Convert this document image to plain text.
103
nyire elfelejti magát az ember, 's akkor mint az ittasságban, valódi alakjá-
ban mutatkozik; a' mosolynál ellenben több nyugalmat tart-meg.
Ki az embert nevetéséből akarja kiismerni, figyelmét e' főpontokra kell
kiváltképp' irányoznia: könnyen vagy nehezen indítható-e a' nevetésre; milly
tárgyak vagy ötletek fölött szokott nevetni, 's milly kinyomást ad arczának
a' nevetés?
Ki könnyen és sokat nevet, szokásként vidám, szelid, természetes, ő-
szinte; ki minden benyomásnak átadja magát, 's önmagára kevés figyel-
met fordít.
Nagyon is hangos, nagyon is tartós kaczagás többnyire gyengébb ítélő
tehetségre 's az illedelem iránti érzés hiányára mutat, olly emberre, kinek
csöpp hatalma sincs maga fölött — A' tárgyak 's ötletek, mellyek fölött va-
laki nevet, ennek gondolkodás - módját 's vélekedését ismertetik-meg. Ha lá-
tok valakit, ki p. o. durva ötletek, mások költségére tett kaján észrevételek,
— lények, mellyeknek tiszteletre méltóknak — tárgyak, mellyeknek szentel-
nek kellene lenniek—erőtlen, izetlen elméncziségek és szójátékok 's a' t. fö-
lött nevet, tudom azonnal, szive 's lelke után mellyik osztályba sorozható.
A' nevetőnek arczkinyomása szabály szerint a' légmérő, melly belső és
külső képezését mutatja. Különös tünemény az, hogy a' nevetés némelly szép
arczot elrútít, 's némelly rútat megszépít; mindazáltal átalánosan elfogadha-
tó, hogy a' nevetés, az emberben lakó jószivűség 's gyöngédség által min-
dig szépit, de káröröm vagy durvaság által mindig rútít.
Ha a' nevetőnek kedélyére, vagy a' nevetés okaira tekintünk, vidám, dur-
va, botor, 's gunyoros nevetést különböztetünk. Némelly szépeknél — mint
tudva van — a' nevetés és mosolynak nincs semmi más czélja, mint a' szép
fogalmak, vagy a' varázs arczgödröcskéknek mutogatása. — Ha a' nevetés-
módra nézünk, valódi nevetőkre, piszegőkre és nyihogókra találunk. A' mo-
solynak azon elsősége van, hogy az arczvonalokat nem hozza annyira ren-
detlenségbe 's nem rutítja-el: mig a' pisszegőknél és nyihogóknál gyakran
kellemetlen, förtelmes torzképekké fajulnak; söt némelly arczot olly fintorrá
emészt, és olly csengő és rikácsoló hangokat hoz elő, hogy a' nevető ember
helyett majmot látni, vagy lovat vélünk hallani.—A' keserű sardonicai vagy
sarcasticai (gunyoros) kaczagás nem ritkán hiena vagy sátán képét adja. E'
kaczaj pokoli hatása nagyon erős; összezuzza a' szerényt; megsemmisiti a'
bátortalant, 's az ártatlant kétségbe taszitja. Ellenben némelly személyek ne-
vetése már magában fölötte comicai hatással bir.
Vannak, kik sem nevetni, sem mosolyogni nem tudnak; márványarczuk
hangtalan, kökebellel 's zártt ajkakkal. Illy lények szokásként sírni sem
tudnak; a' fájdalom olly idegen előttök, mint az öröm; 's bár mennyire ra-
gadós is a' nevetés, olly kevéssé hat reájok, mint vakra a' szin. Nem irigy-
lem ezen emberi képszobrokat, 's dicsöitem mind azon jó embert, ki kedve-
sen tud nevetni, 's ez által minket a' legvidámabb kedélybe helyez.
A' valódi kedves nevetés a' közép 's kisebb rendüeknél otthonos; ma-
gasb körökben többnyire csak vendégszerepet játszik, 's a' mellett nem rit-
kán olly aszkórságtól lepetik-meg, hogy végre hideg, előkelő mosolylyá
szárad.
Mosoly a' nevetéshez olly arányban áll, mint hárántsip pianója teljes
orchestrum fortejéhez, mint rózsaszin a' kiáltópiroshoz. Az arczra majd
▬▬▬▬▬▬
## REQUIREMENT
Filter the entries down to the lines containing "mint". Copy each of those lines.

## WORKED SOLUTION
nyire elfelejti magát az ember, 's akkor mint az ittasságban, valódi alakjá-
va, botor, 's gunyoros nevetést különböztetünk. Némelly szépeknél — mint
tudva van — a' nevetés és mosolynak nincs semmi más czélja, mint a' szép
tudnak; a' fájdalom olly idegen előttök, mint az öröm; 's bár mennyire ra-
gadós is a' nevetés, olly kevéssé hat reájok, mint vakra a' szin. Nem irigy-
Mosoly a' nevetéshez olly arányban áll, mint hárántsip pianója teljes
orchestrum fortejéhez, mint rózsaszin a' kiáltópiroshoz. Az arczra majd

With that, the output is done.